• [Stated problem]
Determine how many lines carry the word "type". Output that number only.

-------

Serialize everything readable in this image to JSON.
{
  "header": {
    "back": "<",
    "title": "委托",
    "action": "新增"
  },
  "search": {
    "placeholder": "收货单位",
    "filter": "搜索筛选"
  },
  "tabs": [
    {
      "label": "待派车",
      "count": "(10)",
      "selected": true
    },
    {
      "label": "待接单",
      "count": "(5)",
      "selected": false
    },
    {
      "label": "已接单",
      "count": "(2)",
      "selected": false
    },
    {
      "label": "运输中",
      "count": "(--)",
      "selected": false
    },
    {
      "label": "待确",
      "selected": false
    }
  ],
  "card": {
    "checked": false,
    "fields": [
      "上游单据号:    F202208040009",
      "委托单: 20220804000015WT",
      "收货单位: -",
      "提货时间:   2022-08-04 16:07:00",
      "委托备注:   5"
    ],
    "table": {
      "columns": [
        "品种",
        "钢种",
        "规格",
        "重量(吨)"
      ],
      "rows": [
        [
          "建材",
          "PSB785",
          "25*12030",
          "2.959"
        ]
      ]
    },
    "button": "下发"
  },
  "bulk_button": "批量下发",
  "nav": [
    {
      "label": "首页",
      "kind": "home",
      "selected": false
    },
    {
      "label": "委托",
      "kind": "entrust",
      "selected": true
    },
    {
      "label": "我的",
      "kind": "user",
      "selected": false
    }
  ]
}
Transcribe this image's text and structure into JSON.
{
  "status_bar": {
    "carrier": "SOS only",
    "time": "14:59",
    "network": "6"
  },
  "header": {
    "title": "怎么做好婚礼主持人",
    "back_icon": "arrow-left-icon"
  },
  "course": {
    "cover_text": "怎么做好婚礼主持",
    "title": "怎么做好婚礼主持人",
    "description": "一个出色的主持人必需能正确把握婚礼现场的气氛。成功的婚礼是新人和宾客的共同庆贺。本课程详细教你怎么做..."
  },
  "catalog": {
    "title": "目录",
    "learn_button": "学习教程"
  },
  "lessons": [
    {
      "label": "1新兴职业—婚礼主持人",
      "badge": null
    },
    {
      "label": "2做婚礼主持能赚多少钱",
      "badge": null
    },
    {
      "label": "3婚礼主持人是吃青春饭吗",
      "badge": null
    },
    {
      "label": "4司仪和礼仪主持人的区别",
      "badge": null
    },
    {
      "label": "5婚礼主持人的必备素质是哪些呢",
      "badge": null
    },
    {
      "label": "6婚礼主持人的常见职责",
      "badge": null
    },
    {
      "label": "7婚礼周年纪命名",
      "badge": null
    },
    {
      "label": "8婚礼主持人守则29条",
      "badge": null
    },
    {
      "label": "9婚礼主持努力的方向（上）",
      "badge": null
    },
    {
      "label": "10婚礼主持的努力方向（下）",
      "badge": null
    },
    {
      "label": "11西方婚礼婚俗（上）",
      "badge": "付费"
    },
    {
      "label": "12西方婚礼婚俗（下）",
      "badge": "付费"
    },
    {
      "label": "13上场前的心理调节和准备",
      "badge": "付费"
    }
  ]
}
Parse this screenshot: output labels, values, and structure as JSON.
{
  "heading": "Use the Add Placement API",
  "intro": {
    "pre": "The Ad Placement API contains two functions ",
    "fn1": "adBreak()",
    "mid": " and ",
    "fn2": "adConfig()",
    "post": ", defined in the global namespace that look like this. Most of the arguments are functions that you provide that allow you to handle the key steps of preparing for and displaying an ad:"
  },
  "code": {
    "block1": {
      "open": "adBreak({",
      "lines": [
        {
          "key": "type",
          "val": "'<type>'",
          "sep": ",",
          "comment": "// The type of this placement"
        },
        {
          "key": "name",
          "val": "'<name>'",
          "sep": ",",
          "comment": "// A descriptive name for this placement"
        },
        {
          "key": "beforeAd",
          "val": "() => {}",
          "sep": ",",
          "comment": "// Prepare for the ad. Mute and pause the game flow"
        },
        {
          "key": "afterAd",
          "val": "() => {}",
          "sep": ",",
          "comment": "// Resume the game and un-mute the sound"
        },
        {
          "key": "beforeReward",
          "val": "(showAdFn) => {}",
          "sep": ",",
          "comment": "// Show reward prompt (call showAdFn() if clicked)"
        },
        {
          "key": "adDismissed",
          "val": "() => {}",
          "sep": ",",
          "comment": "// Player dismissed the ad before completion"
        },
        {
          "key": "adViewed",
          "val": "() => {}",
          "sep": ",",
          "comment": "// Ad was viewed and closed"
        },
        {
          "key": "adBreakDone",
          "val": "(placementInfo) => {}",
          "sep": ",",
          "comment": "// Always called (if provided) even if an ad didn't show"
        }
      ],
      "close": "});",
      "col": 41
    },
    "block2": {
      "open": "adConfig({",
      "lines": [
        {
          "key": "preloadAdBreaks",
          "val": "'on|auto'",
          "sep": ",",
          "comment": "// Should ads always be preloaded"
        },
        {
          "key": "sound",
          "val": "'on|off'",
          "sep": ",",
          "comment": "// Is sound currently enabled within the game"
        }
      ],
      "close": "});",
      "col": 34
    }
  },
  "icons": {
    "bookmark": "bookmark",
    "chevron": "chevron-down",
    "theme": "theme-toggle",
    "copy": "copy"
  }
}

-------

• [Full output]
3